(YOUR OBJECTIVE) Repeat, exactly and completely, the entries shown underneath.

• • • • •

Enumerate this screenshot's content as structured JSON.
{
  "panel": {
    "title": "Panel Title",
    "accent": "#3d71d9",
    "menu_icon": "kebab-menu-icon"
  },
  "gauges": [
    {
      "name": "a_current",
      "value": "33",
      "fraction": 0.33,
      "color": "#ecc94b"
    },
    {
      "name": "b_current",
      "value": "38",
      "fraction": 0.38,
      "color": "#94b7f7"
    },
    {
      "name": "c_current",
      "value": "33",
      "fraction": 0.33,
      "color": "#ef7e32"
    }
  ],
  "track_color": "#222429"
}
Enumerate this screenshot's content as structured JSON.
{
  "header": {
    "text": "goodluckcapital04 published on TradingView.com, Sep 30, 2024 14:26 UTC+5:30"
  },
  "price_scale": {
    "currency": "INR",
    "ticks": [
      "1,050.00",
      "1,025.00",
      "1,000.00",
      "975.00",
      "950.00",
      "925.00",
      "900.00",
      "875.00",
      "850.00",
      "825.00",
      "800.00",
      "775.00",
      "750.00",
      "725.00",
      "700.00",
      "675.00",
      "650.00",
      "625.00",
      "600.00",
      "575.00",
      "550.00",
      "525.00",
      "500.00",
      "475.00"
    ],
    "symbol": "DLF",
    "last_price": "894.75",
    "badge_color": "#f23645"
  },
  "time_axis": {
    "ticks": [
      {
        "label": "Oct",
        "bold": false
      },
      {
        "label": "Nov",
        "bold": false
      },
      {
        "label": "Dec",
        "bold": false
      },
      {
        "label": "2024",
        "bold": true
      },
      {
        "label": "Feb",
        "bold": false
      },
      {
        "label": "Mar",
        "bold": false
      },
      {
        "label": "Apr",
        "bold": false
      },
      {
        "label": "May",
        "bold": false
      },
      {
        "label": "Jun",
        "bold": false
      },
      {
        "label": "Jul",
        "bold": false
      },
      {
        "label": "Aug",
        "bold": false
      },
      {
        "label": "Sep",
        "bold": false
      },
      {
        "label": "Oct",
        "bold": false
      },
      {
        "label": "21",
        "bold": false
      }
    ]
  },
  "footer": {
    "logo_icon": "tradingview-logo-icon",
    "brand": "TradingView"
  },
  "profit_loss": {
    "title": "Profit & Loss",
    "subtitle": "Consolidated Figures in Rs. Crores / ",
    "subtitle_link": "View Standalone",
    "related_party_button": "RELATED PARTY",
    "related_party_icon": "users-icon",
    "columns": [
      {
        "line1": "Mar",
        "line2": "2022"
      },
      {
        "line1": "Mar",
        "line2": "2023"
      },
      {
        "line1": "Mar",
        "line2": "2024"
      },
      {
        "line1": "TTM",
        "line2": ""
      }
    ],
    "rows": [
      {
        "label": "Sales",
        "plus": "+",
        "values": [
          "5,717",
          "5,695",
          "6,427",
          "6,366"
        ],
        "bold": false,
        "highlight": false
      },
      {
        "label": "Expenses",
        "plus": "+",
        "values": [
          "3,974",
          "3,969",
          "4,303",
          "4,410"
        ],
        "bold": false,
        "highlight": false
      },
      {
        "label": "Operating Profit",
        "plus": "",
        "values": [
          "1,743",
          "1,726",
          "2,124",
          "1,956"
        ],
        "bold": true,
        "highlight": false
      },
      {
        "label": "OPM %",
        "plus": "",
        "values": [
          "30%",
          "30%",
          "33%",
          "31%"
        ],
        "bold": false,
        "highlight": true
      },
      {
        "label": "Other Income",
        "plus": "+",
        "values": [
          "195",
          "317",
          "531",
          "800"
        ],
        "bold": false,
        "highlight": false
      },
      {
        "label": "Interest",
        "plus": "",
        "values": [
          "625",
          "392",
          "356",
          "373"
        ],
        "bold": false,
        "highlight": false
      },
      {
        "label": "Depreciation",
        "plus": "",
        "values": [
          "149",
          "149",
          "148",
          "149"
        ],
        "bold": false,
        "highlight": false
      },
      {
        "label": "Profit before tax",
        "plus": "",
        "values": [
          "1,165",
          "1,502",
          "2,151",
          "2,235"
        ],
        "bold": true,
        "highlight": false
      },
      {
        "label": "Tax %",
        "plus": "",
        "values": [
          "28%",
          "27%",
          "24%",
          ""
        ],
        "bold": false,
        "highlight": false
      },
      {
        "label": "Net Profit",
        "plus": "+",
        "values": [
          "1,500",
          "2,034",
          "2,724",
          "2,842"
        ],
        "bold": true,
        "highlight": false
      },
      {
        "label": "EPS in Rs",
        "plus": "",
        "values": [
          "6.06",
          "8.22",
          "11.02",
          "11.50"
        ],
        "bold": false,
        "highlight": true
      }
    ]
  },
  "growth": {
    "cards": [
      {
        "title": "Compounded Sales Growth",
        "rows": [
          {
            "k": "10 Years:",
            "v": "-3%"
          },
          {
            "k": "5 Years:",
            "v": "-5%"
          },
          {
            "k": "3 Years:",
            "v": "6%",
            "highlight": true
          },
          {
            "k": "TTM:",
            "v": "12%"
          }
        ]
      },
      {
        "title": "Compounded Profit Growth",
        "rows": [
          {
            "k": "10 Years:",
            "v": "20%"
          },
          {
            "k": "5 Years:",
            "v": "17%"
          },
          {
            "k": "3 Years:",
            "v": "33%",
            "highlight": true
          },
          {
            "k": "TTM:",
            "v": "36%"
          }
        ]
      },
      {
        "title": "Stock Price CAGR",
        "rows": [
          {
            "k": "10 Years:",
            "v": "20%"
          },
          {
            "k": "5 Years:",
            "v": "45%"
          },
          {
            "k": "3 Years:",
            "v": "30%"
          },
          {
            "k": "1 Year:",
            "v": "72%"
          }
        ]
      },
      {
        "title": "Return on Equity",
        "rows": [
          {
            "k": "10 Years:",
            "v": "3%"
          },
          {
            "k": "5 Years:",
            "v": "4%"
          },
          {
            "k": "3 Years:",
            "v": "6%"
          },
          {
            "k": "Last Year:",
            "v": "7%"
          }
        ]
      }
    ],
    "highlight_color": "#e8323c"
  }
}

• • • • •

(WRITTEN SOLUTION)
Enumerate this screenshot's content as structured JSON.
{
  "panel": {
    "title": "Panel Title",
    "accent": "#3d71d9",
    "menu_icon": "kebab-menu-icon"
  },
  "gauges": [
    {
      "name": "a_current",
      "value": "33",
      "fraction": 0.33,
      "color": "#ecc94b"
    },
    {
      "name": "b_current",
      "value": "38",
      "fraction": 0.38,
      "color": "#94b7f7"
    },
    {
      "name": "c_current",
      "value": "33",
      "fraction": 0.33,
      "color": "#ef7e32"
    }
  ],
  "track_color": "#222429"
}
Enumerate this screenshot's content as structured JSON.
{
  "header": {
    "text": "goodluckcapital04 published on TradingView.com, Sep 30, 2024 14:26 UTC+5:30"
  },
  "price_scale": {
    "currency": "INR",
    "ticks": [
      "1,050.00",
      "1,025.00",
      "1,000.00",
      "975.00",
      "950.00",
      "925.00",
      "900.00",
      "875.00",
      "850.00",
      "825.00",
      "800.00",
      "775.00",
      "750.00",
      "725.00",
      "700.00",
      "675.00",
      "650.00",
      "625.00",
      "600.00",
      "575.00",
      "550.00",
      "525.00",
      "500.00",
      "475.00"
    ],
    "symbol": "DLF",
    "last_price": "894.75",
    "badge_color": "#f23645"
  },
  "time_axis": {
    "ticks": [
      {
        "label": "Oct",
        "bold": false
      },
      {
        "label": "Nov",
        "bold": false
      },
      {
        "label": "Dec",
        "bold": false
      },
      {
        "label": "2024",
        "bold": true
      },
      {
        "label": "Feb",
        "bold": false
      },
      {
        "label": "Mar",
        "bold": false
      },
      {
        "label": "Apr",
        "bold": false
      },
      {
        "label": "May",
        "bold": false
      },
      {
        "label": "Jun",
        "bold": false
      },
      {
        "label": "Jul",
        "bold": false
      },
      {
        "label": "Aug",
        "bold": false
      },
      {
        "label": "Sep",
        "bold": false
      },
      {
        "label": "Oct",
        "bold": false
      },
      {
        "label": "21",
        "bold": false
      }
    ]
  },
  "footer": {
    "logo_icon": "tradingview-logo-icon",
    "brand": "TradingView"
  },
  "profit_loss": {
    "title": "Profit & Loss",
    "subtitle": "Consolidated Figures in Rs. Crores / ",
    "subtitle_link": "View Standalone",
    "related_party_button": "RELATED PARTY",
    "related_party_icon": "users-icon",
    "columns": [
      {
        "line1": "Mar",
        "line2": "2022"
      },
      {
        "line1": "Mar",
        "line2": "2023"
      },
      {
        "line1": "Mar",
        "line2": "2024"
      },
      {
        "line1": "TTM",
        "line2": ""
      }
    ],
    "rows": [
      {
        "label": "Sales",
        "plus": "+",
        "values": [
          "5,717",
          "5,695",
          "6,427",
          "6,366"
        ],
        "bold": false,
        "highlight": false
      },
      {
        "label": "Expenses",
        "plus": "+",
        "values": [
          "3,974",
          "3,969",
          "4,303",
          "4,410"
        ],
        "bold": false,
        "highlight": false
      },
      {
        "label": "Operating Profit",
        "plus": "",
        "values": [
          "1,743",
          "1,726",
          "2,124",
          "1,956"
        ],
        "bold": true,
        "highlight": false
      },
      {
        "label": "OPM %",
        "plus": "",
        "values": [
          "30%",
          "30%",
          "33%",
          "31%"
        ],
        "bold": false,
        "highlight": true
      },
      {
        "label": "Other Income",
        "plus": "+",
        "values": [
          "195",
          "317",
          "531",
          "800"
        ],
        "bold": false,
        "highlight": false
      },
      {
        "label": "Interest",
        "plus": "",
        "values": [
          "625",
          "392",
          "356",
          "373"
        ],
        "bold": false,
        "highlight": false
      },
      {
        "label": "Depreciation",
        "plus": "",
        "values": [
          "149",
          "149",
          "148",
          "149"
        ],
        "bold": false,
        "highlight": false
      },
      {
        "label": "Profit before tax",
        "plus": "",
        "values": [
          "1,165",
          "1,502",
          "2,151",
          "2,235"
        ],
        "bold": true,
        "highlight": false
      },
      {
        "label": "Tax %",
        "plus": "",
        "values": [
          "28%",
          "27%",
          "24%",
          ""
        ],
        "bold": false,
        "highlight": false
      },
      {
        "label": "Net Profit",
        "plus": "+",
        "values": [
          "1,500",
          "2,034",
          "2,724",
          "2,842"
        ],
        "bold": true,
        "highlight": false
      },
      {
        "label": "EPS in Rs",
        "plus": "",
        "values": [
          "6.06",
          "8.22",
          "11.02",
          "11.50"
        ],
        "bold": false,
        "highlight": true
      }
    ]
  },
  "growth": {
    "cards": [
      {
        "title": "Compounded Sales Growth",
        "rows": [
          {
            "k": "10 Years:",
            "v": "-3%"
          },
          {
            "k": "5 Years:",
            "v": "-5%"
          },
          {
            "k": "3 Years:",
            "v": "6%",
            "highlight": true
          },
          {
            "k": "TTM:",
            "v": "12%"
          }
        ]
      },
      {
        "title": "Compounded Profit Growth",
        "rows": [
          {
            "k": "10 Years:",
            "v": "20%"
          },
          {
            "k": "5 Years:",
            "v": "17%"
          },
          {
            "k": "3 Years:",
            "v": "33%",
            "highlight": true
          },
          {
            "k": "TTM:",
            "v": "36%"
          }
        ]
      },
      {
        "title": "Stock Price CAGR",
        "rows": [
          {
            "k": "10 Years:",
            "v": "20%"
          },
          {
            "k": "5 Years:",
            "v": "45%"
          },
          {
            "k": "3 Years:",
            "v": "30%"
          },
          {
            "k": "1 Year:",
            "v": "72%"
          }
        ]
      },
      {
        "title": "Return on Equity",
        "rows": [
          {
            "k": "10 Years:",
            "v": "3%"
          },
          {
            "k": "5 Years:",
            "v": "4%"
          },
          {
            "k": "3 Years:",
            "v": "6%"
          },
          {
            "k": "Last Year:",
            "v": "7%"
          }
        ]
      }
    ],
    "highlight_color": "#e8323c"
  }
}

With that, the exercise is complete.